Stated goal ▸ Gather all lines with "this" from the records.

Material provided ▸
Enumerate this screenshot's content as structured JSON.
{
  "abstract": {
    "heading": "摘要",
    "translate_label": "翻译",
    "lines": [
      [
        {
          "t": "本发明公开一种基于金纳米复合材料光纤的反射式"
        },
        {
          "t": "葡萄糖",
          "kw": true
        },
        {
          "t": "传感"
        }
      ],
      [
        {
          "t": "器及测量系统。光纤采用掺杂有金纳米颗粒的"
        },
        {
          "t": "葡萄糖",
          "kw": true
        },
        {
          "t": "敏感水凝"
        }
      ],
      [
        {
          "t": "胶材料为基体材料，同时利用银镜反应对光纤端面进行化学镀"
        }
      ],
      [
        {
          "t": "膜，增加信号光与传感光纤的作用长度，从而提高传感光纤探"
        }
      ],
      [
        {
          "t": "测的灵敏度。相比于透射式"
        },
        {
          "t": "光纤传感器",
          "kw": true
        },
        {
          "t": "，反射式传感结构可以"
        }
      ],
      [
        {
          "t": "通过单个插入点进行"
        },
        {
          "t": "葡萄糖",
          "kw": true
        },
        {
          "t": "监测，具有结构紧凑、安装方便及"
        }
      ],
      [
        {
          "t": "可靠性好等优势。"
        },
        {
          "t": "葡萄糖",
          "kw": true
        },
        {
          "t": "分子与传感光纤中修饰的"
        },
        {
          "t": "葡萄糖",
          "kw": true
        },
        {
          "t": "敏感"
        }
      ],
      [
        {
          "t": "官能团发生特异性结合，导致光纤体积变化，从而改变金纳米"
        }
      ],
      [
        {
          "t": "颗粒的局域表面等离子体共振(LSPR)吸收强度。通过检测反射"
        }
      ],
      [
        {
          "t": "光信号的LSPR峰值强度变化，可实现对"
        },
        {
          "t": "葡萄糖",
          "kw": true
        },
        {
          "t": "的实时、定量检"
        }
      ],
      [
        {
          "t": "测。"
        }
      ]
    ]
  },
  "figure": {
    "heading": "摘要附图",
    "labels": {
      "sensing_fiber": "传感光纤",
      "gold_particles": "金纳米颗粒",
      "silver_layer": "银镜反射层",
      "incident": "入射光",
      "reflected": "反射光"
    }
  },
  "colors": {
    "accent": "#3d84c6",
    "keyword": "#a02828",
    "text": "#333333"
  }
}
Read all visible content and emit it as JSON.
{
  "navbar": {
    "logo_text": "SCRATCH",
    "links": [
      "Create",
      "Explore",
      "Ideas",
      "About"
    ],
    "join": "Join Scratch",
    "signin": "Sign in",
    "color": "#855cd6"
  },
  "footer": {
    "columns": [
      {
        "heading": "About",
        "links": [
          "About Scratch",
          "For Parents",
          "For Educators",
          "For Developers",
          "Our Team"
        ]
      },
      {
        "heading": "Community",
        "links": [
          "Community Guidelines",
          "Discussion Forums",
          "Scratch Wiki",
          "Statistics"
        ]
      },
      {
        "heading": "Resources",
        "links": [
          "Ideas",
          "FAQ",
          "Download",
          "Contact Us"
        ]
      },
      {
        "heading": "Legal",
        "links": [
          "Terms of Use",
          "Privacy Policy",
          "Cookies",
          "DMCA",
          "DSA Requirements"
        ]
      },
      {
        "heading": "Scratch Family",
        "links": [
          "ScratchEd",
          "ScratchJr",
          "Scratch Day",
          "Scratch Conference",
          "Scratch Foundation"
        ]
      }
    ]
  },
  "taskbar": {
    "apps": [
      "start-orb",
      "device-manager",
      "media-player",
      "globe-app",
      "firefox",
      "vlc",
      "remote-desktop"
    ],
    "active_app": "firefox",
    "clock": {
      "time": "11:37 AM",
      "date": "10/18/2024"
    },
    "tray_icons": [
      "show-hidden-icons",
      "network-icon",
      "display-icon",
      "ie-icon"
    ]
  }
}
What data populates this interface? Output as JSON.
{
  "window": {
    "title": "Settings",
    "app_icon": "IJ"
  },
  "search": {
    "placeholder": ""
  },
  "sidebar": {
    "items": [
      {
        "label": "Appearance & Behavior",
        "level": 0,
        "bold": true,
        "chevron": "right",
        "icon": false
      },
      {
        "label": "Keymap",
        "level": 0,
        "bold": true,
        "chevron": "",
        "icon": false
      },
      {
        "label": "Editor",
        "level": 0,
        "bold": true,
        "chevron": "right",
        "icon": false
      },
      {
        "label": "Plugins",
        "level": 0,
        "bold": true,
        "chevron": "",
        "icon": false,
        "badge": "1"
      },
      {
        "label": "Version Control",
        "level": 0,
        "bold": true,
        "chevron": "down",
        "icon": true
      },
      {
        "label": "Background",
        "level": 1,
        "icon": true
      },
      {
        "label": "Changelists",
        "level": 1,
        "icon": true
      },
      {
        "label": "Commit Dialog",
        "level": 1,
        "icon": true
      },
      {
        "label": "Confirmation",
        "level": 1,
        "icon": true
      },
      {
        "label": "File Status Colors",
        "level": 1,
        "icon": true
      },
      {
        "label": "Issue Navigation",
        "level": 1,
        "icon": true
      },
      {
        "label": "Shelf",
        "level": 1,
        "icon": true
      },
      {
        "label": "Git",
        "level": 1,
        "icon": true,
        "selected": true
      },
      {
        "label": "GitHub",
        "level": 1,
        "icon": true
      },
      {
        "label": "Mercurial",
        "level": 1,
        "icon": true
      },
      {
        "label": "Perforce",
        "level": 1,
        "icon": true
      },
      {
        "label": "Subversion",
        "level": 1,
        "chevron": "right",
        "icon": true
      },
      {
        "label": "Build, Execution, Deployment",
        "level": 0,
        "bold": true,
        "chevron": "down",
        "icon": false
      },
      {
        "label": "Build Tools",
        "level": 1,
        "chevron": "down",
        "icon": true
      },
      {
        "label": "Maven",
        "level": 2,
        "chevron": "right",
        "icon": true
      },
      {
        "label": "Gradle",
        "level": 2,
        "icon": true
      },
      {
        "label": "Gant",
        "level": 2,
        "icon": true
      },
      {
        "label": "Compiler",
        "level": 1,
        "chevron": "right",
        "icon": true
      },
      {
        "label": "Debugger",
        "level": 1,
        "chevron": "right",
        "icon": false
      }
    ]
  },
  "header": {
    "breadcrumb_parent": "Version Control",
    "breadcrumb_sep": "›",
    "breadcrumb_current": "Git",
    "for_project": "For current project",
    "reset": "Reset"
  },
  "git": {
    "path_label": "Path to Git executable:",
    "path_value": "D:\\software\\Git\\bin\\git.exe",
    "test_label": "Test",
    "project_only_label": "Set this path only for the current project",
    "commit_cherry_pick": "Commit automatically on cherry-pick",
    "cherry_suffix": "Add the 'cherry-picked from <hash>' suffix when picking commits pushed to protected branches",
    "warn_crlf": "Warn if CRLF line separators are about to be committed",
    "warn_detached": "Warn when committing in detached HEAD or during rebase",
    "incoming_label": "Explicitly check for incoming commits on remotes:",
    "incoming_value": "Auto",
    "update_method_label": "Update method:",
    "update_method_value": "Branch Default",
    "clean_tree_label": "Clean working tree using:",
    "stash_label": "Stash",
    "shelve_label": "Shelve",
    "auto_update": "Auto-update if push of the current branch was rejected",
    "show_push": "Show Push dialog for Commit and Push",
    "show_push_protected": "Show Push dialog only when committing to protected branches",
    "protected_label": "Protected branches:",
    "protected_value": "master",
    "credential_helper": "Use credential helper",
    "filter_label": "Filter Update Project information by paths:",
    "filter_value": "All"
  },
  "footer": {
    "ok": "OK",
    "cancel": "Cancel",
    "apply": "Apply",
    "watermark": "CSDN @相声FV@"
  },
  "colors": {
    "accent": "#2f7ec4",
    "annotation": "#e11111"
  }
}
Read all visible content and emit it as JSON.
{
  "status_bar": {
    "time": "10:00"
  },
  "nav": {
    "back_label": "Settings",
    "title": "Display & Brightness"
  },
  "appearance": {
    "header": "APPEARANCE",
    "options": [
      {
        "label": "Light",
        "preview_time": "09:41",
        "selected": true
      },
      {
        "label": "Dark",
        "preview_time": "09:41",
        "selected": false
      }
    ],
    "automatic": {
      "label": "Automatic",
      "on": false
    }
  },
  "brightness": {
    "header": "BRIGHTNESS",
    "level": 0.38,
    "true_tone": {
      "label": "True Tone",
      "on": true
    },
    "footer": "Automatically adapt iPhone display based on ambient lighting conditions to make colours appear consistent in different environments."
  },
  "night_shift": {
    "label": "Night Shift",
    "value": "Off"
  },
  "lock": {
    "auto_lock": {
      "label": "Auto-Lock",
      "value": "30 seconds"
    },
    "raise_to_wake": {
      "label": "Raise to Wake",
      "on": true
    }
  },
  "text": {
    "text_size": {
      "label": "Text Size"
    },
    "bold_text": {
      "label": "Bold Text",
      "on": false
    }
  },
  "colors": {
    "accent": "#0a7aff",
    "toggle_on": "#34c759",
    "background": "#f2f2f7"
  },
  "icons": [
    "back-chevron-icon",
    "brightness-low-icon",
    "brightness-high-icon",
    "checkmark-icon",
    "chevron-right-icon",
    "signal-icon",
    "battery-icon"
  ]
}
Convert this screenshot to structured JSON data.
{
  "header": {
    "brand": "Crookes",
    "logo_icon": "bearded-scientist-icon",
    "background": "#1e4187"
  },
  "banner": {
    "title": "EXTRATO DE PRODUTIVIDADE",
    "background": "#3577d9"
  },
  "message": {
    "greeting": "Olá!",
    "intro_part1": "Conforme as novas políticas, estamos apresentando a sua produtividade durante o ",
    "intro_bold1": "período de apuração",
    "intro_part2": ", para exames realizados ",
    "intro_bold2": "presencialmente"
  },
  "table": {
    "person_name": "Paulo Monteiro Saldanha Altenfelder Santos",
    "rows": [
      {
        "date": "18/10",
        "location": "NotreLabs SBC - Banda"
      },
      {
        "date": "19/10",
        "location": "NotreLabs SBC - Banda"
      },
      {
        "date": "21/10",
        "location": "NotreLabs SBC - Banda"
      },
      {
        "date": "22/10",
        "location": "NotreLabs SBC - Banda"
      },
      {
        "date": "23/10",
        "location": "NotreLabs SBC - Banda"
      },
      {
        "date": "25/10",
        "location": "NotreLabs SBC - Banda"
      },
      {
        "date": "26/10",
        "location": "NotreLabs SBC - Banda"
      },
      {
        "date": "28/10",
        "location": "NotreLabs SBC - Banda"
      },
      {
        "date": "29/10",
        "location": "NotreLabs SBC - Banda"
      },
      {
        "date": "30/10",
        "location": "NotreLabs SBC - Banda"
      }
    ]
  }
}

Task output ▸
Enumerate this screenshot's content as structured JSON.
What data populates this interface? Output as JSON.
    "project_only_label": "Set this path only for the current project",
Convert this screenshot to structured JSON data.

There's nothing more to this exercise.